#### [The task]
Skip the pictures. Reproduce all other material exactly.

--- Recorded information ---

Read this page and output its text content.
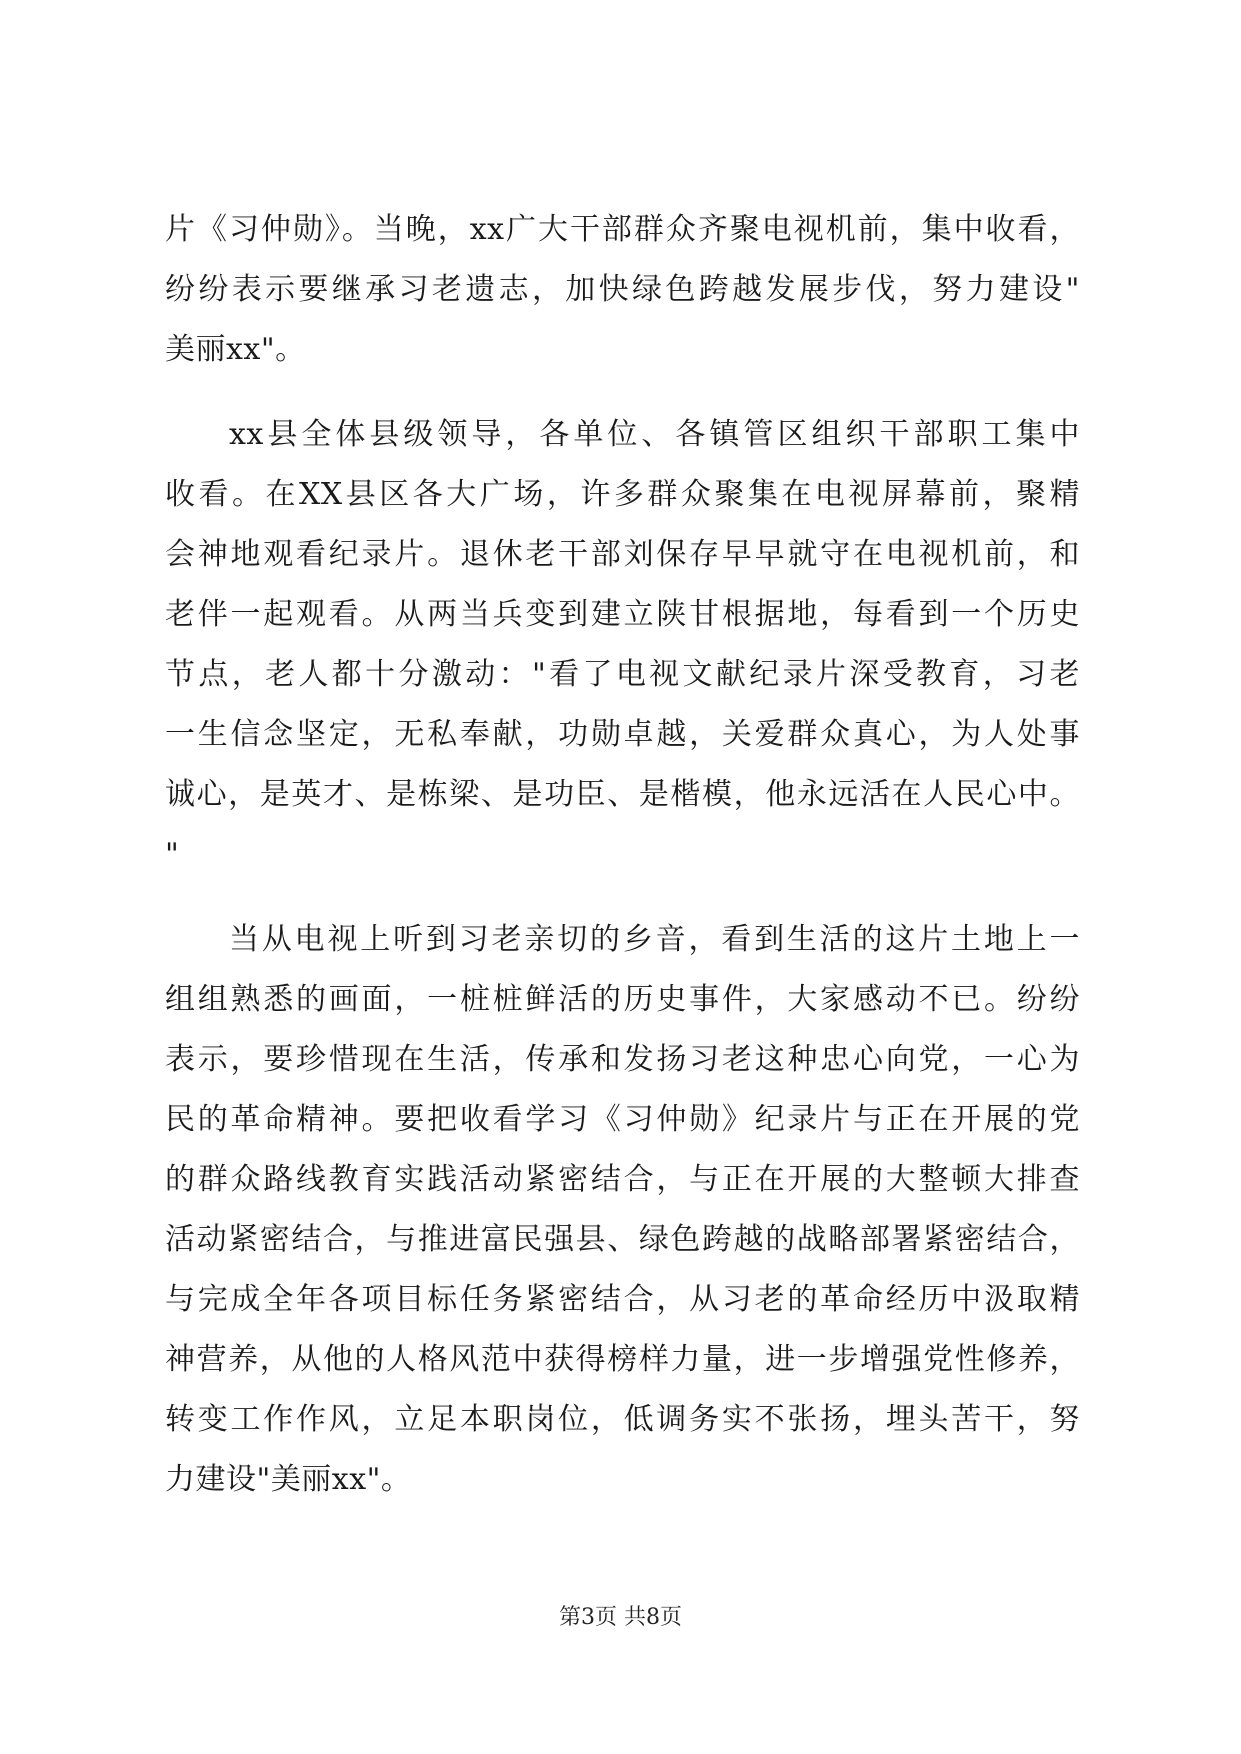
片《习仲勋》。当晚，xx广大干部群众齐聚电视机前，集中收看，
纷纷表示要继承习老遗志，加快绿色跨越发展步伐，努力建设"
美丽xx"。
xx县全体县级领导，各单位、各镇管区组织干部职工集中
收看。在XX县区各大广场，许多群众聚集在电视屏幕前，聚精
会神地观看纪录片。退休老干部刘保存早早就守在电视机前，和
老伴一起观看。从两当兵变到建立陕甘根据地，每看到一个历史
节点，老人都十分激动："看了电视文献纪录片深受教育，习老
一生信念坚定，无私奉献，功勋卓越，关爱群众真心，为人处事
诚心，是英才、是栋梁、是功臣、是楷模，他永远活在人民心中。
"
当从电视上听到习老亲切的乡音，看到生活的这片土地上一
组组熟悉的画面，一桩桩鲜活的历史事件，大家感动不已。纷纷
表示，要珍惜现在生活，传承和发扬习老这种忠心向党，一心为
民的革命精神。要把收看学习《习仲勋》纪录片与正在开展的党
的群众路线教育实践活动紧密结合，与正在开展的大整顿大排查
活动紧密结合，与推进富民强县、绿色跨越的战略部署紧密结合，
与完成全年各项目标任务紧密结合，从习老的革命经历中汲取精
神营养，从他的人格风范中获得榜样力量，进一步增强党性修养，
转变工作作风，立足本职岗位，低调务实不张扬，埋头苦干，努
力建设"美丽xx"。
第3页 共8页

---

#### [Response below]
Read this page and output its text content.
片《习仲勋》。当晚，xx广大干部群众齐聚电视机前，集中收看，
纷纷表示要继承习老遗志，加快绿色跨越发展步伐，努力建设"
美丽xx"。
xx县全体县级领导，各单位、各镇管区组织干部职工集中
收看。在XX县区各大广场，许多群众聚集在电视屏幕前，聚精
会神地观看纪录片。退休老干部刘保存早早就守在电视机前，和
老伴一起观看。从两当兵变到建立陕甘根据地，每看到一个历史
节点，老人都十分激动："看了电视文献纪录片深受教育，习老
一生信念坚定，无私奉献，功勋卓越，关爱群众真心，为人处事
诚心，是英才、是栋梁、是功臣、是楷模，他永远活在人民心中。
"
当从电视上听到习老亲切的乡音，看到生活的这片土地上一
组组熟悉的画面，一桩桩鲜活的历史事件，大家感动不已。纷纷
表示，要珍惜现在生活，传承和发扬习老这种忠心向党，一心为
民的革命精神。要把收看学习《习仲勋》纪录片与正在开展的党
的群众路线教育实践活动紧密结合，与正在开展的大整顿大排查
活动紧密结合，与推进富民强县、绿色跨越的战略部署紧密结合，
与完成全年各项目标任务紧密结合，从习老的革命经历中汲取精
神营养，从他的人格风范中获得榜样力量，进一步增强党性修养，
转变工作作风，立足本职岗位，低调务实不张扬，埋头苦干，努
力建设"美丽xx"。
第3页 共8页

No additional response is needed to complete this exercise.